PROBLEM DETAILS
Check each line of the listing below for the string "Import", and copy the ones that have it.

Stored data
** begin **

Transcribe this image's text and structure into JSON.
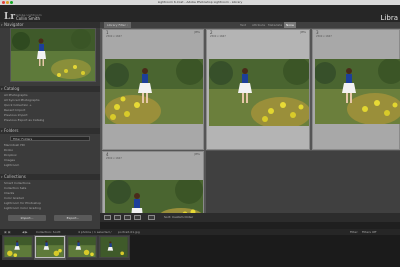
{
  "window": {
    "title": "Lightroom 6.lrcat - Adobe Photoshop Lightroom - Library"
  },
  "identity": {
    "subtitle": "Adobe Lightroom",
    "name": "Collin Smith",
    "module": "Libra",
    "logo": "Lr"
  },
  "navigator": {
    "title": "Navigator"
  },
  "catalog": {
    "title": "Catalog",
    "items": [
      {
        "label": "All Photographs",
        "count": ""
      },
      {
        "label": "All Synced Photographs",
        "count": ""
      },
      {
        "label": "Quick Collection +",
        "count": ""
      },
      {
        "label": "Recent Import",
        "count": ""
      },
      {
        "label": "Previous Import",
        "count": ""
      },
      {
        "label": "Previous Export as Catalog",
        "count": ""
      }
    ]
  },
  "folders": {
    "title": "Folders",
    "search_placeholder": "Filter Folders",
    "items": [
      {
        "label": "Macintosh HD",
        "count": ""
      },
      {
        "label": "Drobo",
        "count": ""
      },
      {
        "label": "Dropbox",
        "count": ""
      },
      {
        "label": "Images",
        "count": ""
      },
      {
        "label": "Lightroom",
        "count": ""
      }
    ]
  },
  "collections": {
    "title": "Collections",
    "items": [
      {
        "label": "Smart Collections",
        "count": ""
      },
      {
        "label": "Collection Sets",
        "count": ""
      },
      {
        "label": "Clients",
        "count": ""
      },
      {
        "label": "Color Graded",
        "count": ""
      },
      {
        "label": "Lightroom for Photoshop",
        "count": ""
      },
      {
        "label": "Lightroom Color Grading",
        "count": ""
      }
    ]
  },
  "left_buttons": {
    "import": "Import...",
    "export": "Export..."
  },
  "grid": {
    "library_label": "Library Filter :",
    "filters": [
      "Text",
      "Attribute",
      "Metadata",
      "None"
    ],
    "active_filter": "None",
    "cells": [
      {
        "num": "1",
        "meta": "2500 x 1667",
        "fname": "JPEG"
      },
      {
        "num": "2",
        "meta": "2500 x 1667",
        "fname": "JPEG"
      },
      {
        "num": "3",
        "meta": "2500 x 1667",
        "fname": "JPEG"
      },
      {
        "num": "4",
        "meta": "2500 x 1667",
        "fname": "JPEG"
      }
    ]
  },
  "toolbar": {
    "sort_label": "Sort: Custom Order"
  },
  "filmstrip": {
    "source": "Collection: Scott",
    "status": "4 photos / 1 selected / ",
    "filename": "portrait-01.jpg",
    "filter_label": "Filter:",
    "filter_value": "Filters Off"
  }
}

** end **

EXPECTED ANSWER
        "label": "Recent Import",
        "label": "Previous Import",
    "import": "Import...",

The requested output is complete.